Toplumumuzda deprem bilincinin oluşturulması ve depremlere karşı daima hazırlıklı olunması amacıyla ülkemizde her yıl 1-7 Mart tarihleri ''Deprem Haftası'' olarak anılmaktadır. Deprem riskinin yüksek olduğu ülkemizde deprem bilincinin oluşması son derece önemlidir. Depremler; yağmurun yağması, mevsimlerin olması, gece ve gündüzün olması gibi bir doğa olayı olduğu unutulmamalıdır.
Depremlerin meydana gelmesini engellemek mümkün değildir. Ancak alınacak radikal tedbirler ile deprem zararlarını azaltmak mümkün olabilmektedir.
Dünya üzerine meydana gelen depremler iki kuşak şeklinde tanımlanmıştır. Bunlardan birincisi Pasifik Ateş Çemberi diye anılan bölgede olan depremler, diğer ise ülkemizin de içerisinde yer aldığı Alp-Himalaya Deprem Kuşağıdır.
Türkiye'deki depremlerin iki ana nedeni vardır. Bunlardan birincisi; Atlas Okyanusu'nun ortalarındaki okyanus ortası sırtının sürekli genişlemesidir. Bu genişleme, Afrika Levhasını kuzeydoğu yönünde hareket ettirmektedir. Afrika Levhası, Akdeniz’in altında Anadolu Levhası ile çarpışmakta ve altına dalmaktadır.
Anadolu Levhasının depremselliğinin ikinci ana nedeni ise Kızıldeniz ortasındaki okyanus tabanı yayılmasıdır. Bu hareket, Arap Levhasını kuzey yönünde hareket ettirmekte ve Doğu Anadolu Fayında yoğun depremselliğe neden olmaktadır. Afrika Levhasının kuzey kenarındaki okyanusal kabuk, bu sıkışma neticesinde Anadolu ve Ege'nin altına dalarak batmaktadır. Bu dalma sırasında Batı Anadolu'ya çekme kuvveti uygulamaktadır. Arap Levhasının baskısıyla Kuzey Anadolu Fayı boyunca batıya doğru itilen Anadolu Levhası, batıda sıkışmaya sebep olur. Batı Anadolu'da her yıl 15 milimetre genişleme meydana gelir ki bu olay depremlere sebebiyet vermektedir.

● Toplanan veriler:

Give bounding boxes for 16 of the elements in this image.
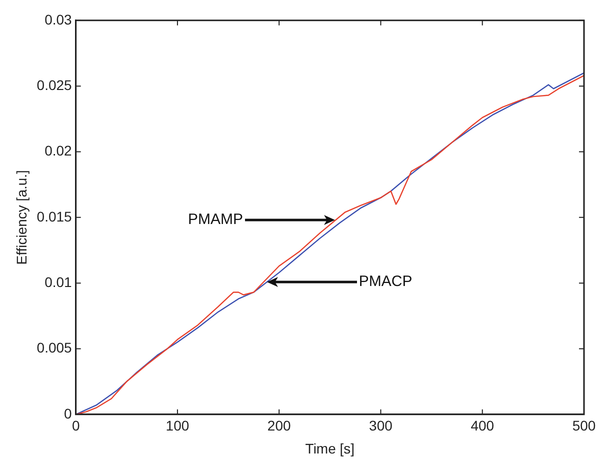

● Kısa alıştırma A:
Deprem bilinci üzerine yazılmış metindeki “Depremlerin meydana gelmesini engellemek mümkün değildir.” cümlesini İngilizceye çevirin.
● Kısa alıştırma B:
Deprem bilinci ve Türkiye'deki depremlerin nedenleri üzerine yazılmış metni kaldığı yerden sürdürün.

● Alıştırma cevabı A:
It is not possible to prevent earthquakes from occurring.

● Alıştırma cevabı B:
Hint Levhasının Avrasya Levhasının altına dalması neticesinde; Avusturalya’nın kuzeyinden itibaren başlayan fay hattı, Endonezya, Singapur, Malezya, Myanmar, Filipinler, Bangladeş, Hindistan, Nepal, Çin, Moğolistan, Kırgızistan, Kazakistan, Özbekistan, Türkmenistan, Afganistan, Pakistan, İran, Irak, Suriye, Azerbaycan, Gürcistan, Rusya, Türkiye, Yunanistan, Bulgaristan, Kuzey Makedonya, Bosna-Hersek, Hırvatistan, Slovenya, İtalya, İspanya, Portekiz, Malta, Tunus, Cezayir ve Fas üzerinden Atlantik Ortası sırtı ile irtibat sağlamaktadır. Adı geçen ülkelerde yoğun depremselliğe sebep olan kırık hat sistemi “Alp-Himalaya Deprem Kuşağı” olarak bilinmektedir. Amerika, Şili ve Japonya’nın da içerisinde yer aldığı ve dünya üzerindeki oluşan depremlerin % 70 den fazlasının olduğu kuşak ise “Pasifik Ateş Çemberi” olarak adlandırılmaktadır.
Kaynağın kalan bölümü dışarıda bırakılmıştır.